- [Challenge]: Show all lines from the listing below that contain "Zanguebar".

- [Supplied data]:
........
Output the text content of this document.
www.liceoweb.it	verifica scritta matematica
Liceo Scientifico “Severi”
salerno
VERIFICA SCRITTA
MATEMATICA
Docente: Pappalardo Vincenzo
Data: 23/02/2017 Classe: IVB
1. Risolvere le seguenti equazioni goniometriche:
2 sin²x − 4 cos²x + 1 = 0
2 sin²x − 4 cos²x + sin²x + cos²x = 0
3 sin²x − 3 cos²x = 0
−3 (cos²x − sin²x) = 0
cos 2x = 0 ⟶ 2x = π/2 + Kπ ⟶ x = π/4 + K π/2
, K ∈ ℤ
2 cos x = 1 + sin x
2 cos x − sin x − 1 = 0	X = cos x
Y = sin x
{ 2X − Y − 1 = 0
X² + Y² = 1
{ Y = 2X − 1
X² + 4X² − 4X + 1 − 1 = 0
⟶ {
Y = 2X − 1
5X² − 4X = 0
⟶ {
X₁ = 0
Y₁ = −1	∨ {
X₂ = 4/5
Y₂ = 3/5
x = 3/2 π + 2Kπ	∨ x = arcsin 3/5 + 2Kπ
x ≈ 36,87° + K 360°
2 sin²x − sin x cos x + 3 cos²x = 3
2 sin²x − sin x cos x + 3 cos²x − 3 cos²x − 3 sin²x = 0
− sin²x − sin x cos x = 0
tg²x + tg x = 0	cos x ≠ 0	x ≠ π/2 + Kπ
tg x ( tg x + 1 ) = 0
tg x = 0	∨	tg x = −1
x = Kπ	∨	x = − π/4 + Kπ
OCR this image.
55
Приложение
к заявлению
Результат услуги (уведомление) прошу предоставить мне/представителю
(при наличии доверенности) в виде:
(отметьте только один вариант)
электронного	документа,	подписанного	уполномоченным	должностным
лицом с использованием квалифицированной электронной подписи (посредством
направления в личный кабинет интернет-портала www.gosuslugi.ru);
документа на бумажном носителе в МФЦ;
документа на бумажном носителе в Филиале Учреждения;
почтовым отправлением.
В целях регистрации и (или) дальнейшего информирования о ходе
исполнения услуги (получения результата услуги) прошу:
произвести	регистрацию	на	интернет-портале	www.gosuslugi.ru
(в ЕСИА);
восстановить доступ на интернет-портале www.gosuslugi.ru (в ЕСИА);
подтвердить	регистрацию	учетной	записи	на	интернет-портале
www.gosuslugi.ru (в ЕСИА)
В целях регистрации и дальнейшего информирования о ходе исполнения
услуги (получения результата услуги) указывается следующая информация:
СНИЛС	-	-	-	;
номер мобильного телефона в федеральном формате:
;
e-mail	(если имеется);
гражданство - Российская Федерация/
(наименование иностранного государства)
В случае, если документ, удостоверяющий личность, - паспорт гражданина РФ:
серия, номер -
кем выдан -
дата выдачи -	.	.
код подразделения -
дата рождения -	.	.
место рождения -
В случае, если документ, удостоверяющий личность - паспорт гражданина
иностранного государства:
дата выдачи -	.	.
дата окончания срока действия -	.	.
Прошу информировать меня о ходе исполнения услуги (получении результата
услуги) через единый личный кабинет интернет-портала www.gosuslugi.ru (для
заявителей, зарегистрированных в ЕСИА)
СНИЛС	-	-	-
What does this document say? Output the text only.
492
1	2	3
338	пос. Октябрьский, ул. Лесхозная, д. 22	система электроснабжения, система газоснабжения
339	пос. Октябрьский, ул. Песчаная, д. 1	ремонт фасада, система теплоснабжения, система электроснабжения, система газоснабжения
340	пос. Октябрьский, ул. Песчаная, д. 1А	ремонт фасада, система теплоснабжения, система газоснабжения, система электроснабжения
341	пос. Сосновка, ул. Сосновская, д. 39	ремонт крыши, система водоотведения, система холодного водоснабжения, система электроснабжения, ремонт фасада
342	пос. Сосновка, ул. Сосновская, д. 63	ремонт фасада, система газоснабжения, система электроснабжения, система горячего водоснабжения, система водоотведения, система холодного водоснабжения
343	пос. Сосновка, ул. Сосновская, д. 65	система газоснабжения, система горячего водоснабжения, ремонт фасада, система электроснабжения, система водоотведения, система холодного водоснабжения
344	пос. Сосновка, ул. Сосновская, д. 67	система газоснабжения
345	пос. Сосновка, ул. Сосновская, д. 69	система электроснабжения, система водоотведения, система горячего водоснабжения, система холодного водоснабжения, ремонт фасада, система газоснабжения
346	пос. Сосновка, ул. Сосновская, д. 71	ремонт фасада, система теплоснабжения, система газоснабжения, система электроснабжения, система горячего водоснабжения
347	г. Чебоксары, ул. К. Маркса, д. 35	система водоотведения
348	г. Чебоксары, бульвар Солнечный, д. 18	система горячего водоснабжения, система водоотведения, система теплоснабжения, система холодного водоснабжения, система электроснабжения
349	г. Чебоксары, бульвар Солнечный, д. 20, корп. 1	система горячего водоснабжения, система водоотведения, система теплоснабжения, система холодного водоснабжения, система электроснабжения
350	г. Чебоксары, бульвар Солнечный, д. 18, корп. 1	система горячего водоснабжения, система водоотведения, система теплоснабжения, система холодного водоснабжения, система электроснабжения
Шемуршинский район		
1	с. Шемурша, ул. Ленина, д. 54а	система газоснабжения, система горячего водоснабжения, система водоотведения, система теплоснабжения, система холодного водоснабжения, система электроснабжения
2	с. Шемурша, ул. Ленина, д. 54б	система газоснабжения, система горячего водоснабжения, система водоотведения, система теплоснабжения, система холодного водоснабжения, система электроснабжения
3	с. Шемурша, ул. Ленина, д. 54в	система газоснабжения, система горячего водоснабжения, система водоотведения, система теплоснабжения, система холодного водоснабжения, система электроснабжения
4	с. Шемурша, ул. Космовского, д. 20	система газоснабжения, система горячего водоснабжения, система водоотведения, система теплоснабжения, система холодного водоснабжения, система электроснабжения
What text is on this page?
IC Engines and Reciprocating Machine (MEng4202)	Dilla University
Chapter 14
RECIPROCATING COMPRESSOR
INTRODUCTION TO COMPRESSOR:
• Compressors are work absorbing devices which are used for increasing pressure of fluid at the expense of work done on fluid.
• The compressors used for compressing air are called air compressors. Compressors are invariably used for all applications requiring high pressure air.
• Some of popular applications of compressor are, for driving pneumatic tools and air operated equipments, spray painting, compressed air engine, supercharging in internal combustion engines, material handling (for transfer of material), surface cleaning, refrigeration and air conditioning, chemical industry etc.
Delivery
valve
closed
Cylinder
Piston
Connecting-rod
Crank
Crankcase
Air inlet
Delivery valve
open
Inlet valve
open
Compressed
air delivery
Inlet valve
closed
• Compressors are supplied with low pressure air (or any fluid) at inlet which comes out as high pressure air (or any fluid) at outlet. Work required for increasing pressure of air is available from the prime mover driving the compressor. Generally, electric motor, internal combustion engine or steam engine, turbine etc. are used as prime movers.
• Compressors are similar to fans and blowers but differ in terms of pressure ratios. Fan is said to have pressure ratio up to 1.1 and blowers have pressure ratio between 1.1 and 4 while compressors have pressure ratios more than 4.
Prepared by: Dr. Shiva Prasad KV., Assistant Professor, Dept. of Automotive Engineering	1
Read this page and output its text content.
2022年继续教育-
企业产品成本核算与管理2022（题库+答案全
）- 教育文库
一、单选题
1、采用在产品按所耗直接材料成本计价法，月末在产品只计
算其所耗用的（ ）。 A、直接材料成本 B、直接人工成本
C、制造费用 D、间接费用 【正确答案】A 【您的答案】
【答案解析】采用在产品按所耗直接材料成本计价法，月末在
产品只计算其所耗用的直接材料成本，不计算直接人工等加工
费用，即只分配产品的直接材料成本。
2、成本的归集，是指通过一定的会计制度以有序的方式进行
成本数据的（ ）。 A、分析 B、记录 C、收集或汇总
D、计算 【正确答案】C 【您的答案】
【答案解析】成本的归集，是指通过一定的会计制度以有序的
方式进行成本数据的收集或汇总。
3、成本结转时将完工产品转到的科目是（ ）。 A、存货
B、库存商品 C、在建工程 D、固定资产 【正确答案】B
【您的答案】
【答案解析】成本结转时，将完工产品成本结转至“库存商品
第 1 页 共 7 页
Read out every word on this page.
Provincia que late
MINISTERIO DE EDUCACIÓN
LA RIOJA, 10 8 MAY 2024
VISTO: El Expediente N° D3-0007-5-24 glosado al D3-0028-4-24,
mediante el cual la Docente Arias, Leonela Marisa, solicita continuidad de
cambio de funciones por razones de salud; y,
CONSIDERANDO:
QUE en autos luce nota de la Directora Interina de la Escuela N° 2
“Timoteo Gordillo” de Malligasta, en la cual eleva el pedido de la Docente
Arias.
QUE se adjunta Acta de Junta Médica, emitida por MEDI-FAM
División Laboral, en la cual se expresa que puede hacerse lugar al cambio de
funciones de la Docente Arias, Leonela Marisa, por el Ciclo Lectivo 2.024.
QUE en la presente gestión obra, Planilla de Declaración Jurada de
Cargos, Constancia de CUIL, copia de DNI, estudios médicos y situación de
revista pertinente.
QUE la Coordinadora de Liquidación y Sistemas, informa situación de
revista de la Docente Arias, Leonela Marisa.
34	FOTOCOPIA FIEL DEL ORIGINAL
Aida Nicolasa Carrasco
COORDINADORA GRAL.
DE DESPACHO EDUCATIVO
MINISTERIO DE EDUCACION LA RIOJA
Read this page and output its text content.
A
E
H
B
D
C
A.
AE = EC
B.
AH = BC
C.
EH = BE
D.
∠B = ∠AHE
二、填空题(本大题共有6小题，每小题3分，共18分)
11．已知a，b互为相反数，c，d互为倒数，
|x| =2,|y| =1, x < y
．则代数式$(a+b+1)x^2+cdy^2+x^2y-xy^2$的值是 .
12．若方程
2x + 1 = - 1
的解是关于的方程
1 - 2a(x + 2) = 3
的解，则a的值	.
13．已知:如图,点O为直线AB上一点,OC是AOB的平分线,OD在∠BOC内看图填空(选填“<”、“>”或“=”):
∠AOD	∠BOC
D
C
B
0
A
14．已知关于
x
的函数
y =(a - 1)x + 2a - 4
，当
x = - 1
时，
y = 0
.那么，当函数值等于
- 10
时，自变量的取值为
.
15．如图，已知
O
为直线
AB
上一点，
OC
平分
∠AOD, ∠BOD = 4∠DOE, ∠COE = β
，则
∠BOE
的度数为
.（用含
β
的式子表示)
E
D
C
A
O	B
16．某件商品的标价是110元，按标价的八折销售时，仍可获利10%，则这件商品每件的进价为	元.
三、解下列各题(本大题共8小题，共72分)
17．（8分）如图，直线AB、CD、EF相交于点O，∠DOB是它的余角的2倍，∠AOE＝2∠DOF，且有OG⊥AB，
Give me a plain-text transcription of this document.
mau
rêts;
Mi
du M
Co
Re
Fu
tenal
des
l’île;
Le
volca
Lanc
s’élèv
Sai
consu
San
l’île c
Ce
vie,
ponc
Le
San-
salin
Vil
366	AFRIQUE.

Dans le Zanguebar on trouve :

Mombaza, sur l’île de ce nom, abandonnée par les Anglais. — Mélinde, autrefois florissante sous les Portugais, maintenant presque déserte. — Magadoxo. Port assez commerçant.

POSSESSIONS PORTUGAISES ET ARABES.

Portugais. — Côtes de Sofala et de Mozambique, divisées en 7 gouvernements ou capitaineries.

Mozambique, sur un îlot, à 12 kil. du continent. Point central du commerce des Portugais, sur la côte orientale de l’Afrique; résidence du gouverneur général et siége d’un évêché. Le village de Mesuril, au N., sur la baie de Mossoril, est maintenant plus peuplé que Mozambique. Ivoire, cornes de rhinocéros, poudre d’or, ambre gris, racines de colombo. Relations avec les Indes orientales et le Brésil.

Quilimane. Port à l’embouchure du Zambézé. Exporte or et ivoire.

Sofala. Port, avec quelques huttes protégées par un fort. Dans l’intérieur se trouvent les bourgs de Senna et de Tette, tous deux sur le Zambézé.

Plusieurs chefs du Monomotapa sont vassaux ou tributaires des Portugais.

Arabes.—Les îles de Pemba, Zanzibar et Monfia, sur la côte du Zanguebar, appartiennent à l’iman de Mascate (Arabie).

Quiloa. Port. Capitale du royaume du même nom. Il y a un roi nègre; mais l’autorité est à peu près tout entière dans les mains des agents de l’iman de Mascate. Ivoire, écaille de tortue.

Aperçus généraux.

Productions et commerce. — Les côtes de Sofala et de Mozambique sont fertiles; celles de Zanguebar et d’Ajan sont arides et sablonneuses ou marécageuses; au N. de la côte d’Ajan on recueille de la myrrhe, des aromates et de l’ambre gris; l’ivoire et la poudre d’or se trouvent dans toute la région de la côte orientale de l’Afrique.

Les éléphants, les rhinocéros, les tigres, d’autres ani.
........
- [Expected answer]:
Dans le Zanguebar on trouve :
Arabes.—Les îles de Pemba, Zanzibar et Monfia, sur la côte du Zanguebar, appartiennent à l’iman de Mascate (Arabie).
Productions et commerce. — Les côtes de Sofala et de Mozambique sont fertiles; celles de Zanguebar et d’Ajan sont arides et sablonneuses ou marécageuses; au N. de la côte d’Ajan on recueille de la myrrhe, des aromates et de l’ambre gris; l’ivoire et la poudre d’or se trouvent dans toute la région de la côte orientale de l’Afrique.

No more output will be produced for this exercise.